• What to do:
Return the entries verbatim and drop every picture.

• Input for this task:
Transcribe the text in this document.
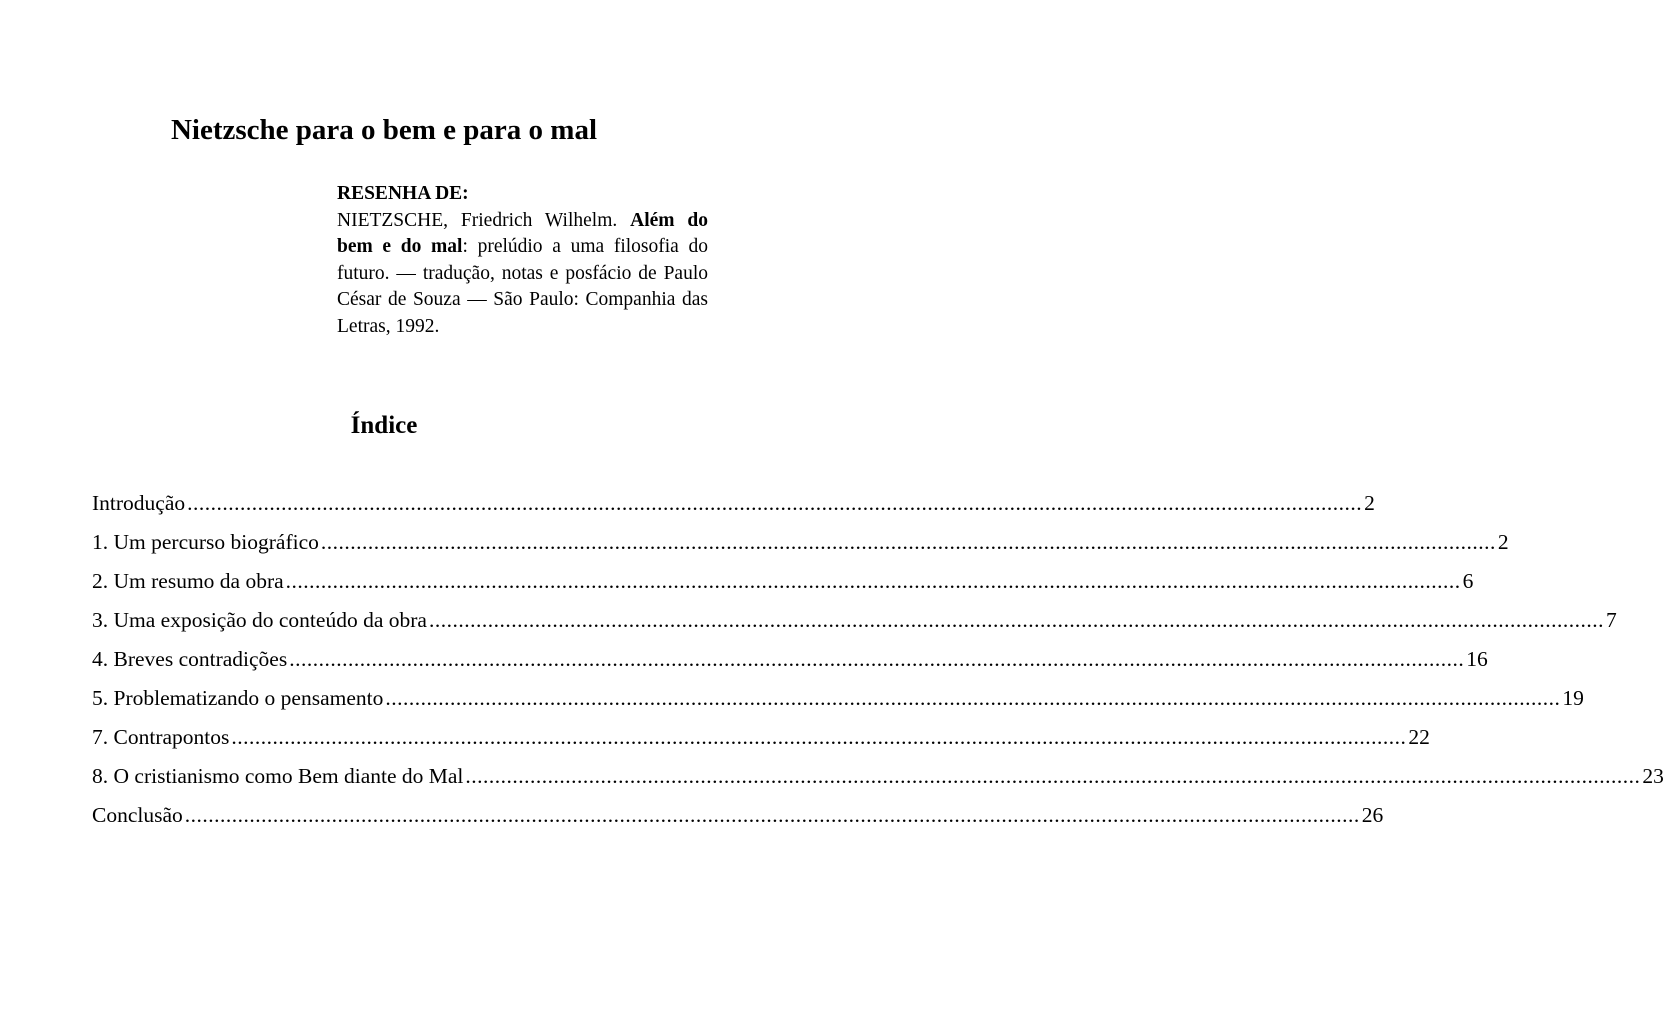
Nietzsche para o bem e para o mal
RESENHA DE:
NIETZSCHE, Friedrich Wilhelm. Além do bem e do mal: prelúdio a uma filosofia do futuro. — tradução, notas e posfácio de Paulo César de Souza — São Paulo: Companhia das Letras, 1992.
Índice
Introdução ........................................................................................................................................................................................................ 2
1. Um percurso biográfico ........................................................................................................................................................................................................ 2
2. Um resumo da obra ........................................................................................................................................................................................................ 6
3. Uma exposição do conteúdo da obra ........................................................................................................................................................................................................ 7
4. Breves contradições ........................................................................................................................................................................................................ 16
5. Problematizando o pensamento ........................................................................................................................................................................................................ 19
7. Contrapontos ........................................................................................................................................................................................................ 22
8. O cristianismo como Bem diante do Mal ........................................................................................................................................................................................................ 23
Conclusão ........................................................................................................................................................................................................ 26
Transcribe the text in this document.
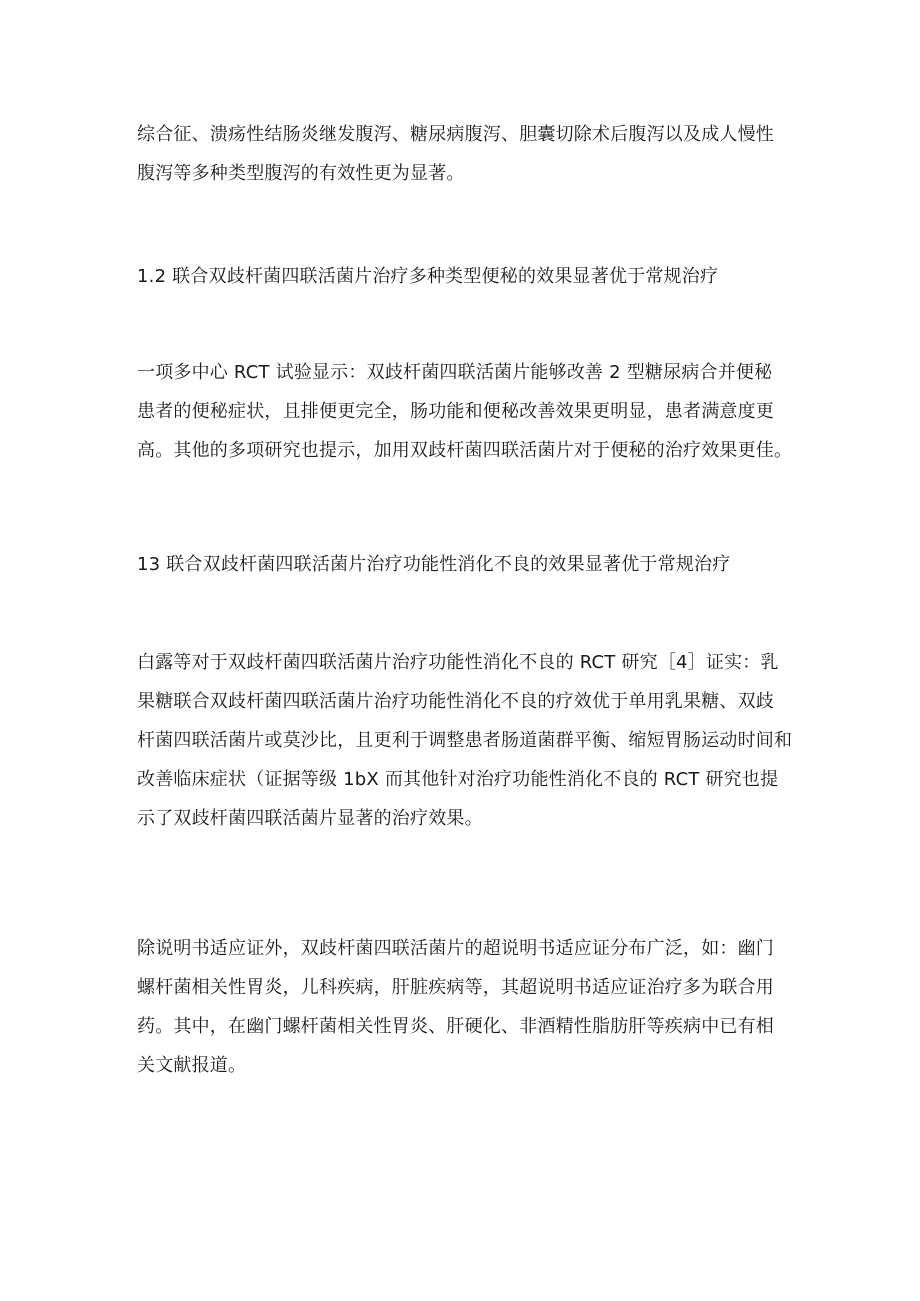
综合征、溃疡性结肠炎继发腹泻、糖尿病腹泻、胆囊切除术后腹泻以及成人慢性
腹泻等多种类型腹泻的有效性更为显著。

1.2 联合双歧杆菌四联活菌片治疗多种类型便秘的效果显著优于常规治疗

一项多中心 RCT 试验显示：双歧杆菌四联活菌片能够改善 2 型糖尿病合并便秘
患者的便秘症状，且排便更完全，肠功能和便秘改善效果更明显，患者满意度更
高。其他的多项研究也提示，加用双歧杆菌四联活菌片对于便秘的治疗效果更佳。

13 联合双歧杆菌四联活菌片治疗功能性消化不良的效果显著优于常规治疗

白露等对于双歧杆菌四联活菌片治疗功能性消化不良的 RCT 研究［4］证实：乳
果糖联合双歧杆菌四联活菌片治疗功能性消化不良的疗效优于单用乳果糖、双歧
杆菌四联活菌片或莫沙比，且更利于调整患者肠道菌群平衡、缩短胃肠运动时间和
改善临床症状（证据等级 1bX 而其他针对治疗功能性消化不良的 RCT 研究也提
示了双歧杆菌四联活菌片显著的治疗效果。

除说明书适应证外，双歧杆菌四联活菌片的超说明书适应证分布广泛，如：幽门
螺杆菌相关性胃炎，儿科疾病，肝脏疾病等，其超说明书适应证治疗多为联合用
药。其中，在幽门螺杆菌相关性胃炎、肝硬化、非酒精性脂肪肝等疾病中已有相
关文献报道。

• Result of the exercise:
Transcribe the text in this document.
Nietzsche para o bem e para o mal
RESENHA DE:
NIETZSCHE, Friedrich Wilhelm. Além do bem e do mal: prelúdio a uma filosofia do futuro. — tradução, notas e posfácio de Paulo César de Souza — São Paulo: Companhia das Letras, 1992.
Índice
Introdução ........................................................................................................................................................................................................ 2
1. Um percurso biográfico ........................................................................................................................................................................................................ 2
2. Um resumo da obra ........................................................................................................................................................................................................ 6
3. Uma exposição do conteúdo da obra ........................................................................................................................................................................................................ 7
4. Breves contradições ........................................................................................................................................................................................................ 16
5. Problematizando o pensamento ........................................................................................................................................................................................................ 19
7. Contrapontos ........................................................................................................................................................................................................ 22
8. O cristianismo como Bem diante do Mal ........................................................................................................................................................................................................ 23
Conclusão ........................................................................................................................................................................................................ 26
Transcribe the text in this document.
综合征、溃疡性结肠炎继发腹泻、糖尿病腹泻、胆囊切除术后腹泻以及成人慢性
腹泻等多种类型腹泻的有效性更为显著。

1.2 联合双歧杆菌四联活菌片治疗多种类型便秘的效果显著优于常规治疗

一项多中心 RCT 试验显示：双歧杆菌四联活菌片能够改善 2 型糖尿病合并便秘
患者的便秘症状，且排便更完全，肠功能和便秘改善效果更明显，患者满意度更
高。其他的多项研究也提示，加用双歧杆菌四联活菌片对于便秘的治疗效果更佳。

13 联合双歧杆菌四联活菌片治疗功能性消化不良的效果显著优于常规治疗

白露等对于双歧杆菌四联活菌片治疗功能性消化不良的 RCT 研究［4］证实：乳
果糖联合双歧杆菌四联活菌片治疗功能性消化不良的疗效优于单用乳果糖、双歧
杆菌四联活菌片或莫沙比，且更利于调整患者肠道菌群平衡、缩短胃肠运动时间和
改善临床症状（证据等级 1bX 而其他针对治疗功能性消化不良的 RCT 研究也提
示了双歧杆菌四联活菌片显著的治疗效果。

除说明书适应证外，双歧杆菌四联活菌片的超说明书适应证分布广泛，如：幽门
螺杆菌相关性胃炎，儿科疾病，肝脏疾病等，其超说明书适应证治疗多为联合用
药。其中，在幽门螺杆菌相关性胃炎、肝硬化、非酒精性脂肪肝等疾病中已有相
关文献报道。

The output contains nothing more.